- _Stated task_: Collect from the data below each line with "检查结果".

- _Records supplied_:
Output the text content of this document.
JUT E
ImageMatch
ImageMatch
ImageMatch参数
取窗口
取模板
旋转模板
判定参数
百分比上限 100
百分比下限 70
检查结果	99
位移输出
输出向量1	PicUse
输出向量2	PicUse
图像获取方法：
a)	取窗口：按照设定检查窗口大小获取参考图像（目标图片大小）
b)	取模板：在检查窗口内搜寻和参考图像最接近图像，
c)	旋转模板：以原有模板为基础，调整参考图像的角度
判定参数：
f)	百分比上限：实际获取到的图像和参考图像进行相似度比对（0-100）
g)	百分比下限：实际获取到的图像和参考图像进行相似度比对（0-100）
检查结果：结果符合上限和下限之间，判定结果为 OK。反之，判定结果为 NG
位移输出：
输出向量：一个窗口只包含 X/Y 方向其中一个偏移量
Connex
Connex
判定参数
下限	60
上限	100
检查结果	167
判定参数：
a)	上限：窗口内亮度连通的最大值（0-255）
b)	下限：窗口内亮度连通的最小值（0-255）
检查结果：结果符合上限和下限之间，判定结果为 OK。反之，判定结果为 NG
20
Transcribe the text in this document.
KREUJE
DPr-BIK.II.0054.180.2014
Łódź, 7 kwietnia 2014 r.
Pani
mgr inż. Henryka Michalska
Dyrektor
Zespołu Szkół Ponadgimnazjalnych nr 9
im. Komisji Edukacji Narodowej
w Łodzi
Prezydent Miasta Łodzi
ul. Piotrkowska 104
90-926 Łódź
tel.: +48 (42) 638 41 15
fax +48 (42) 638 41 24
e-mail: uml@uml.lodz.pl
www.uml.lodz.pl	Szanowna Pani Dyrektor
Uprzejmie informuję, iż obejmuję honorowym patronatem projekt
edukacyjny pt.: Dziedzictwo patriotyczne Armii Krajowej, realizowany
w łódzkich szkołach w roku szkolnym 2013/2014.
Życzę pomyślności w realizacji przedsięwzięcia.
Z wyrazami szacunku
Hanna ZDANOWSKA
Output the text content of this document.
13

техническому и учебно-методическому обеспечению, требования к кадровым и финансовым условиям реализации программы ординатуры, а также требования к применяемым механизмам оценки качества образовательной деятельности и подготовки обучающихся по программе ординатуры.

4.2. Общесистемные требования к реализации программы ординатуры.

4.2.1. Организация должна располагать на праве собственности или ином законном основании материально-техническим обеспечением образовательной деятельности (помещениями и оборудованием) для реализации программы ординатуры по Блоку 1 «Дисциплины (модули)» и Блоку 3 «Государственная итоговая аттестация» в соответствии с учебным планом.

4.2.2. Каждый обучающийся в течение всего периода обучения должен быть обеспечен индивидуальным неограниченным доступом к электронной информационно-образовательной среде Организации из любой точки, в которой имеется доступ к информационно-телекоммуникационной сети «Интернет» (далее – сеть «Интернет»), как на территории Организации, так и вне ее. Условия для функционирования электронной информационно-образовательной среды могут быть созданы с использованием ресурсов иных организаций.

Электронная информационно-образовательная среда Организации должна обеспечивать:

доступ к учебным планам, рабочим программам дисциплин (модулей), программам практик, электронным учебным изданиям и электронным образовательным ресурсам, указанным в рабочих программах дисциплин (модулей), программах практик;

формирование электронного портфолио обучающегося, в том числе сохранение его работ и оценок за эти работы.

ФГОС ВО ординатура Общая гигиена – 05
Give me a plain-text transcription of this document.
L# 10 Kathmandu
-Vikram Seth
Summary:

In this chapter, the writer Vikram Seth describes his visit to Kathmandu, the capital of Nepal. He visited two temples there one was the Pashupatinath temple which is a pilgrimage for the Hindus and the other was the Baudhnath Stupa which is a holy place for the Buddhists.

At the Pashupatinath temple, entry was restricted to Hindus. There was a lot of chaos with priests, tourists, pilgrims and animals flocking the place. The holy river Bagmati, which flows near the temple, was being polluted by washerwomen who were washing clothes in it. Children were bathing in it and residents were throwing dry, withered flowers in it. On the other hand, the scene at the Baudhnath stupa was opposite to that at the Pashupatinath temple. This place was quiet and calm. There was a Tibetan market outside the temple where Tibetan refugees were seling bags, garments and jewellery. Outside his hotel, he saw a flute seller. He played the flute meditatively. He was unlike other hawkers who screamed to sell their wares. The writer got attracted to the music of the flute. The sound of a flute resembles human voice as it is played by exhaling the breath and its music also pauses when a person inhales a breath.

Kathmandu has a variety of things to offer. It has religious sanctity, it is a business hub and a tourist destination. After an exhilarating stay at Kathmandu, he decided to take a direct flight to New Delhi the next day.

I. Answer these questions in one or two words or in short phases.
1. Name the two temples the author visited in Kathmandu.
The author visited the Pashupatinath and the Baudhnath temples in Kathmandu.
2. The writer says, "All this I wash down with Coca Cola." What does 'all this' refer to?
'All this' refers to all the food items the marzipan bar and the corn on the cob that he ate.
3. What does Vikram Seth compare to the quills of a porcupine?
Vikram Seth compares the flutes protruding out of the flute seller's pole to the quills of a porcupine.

- _Written answer_:
检查结果	99
检查结果：结果符合上限和下限之间，判定结果为 OK。反之，判定结果为 NG
检查结果	167
检查结果：结果符合上限和下限之间，判定结果为 OK。反之，判定结果为 NG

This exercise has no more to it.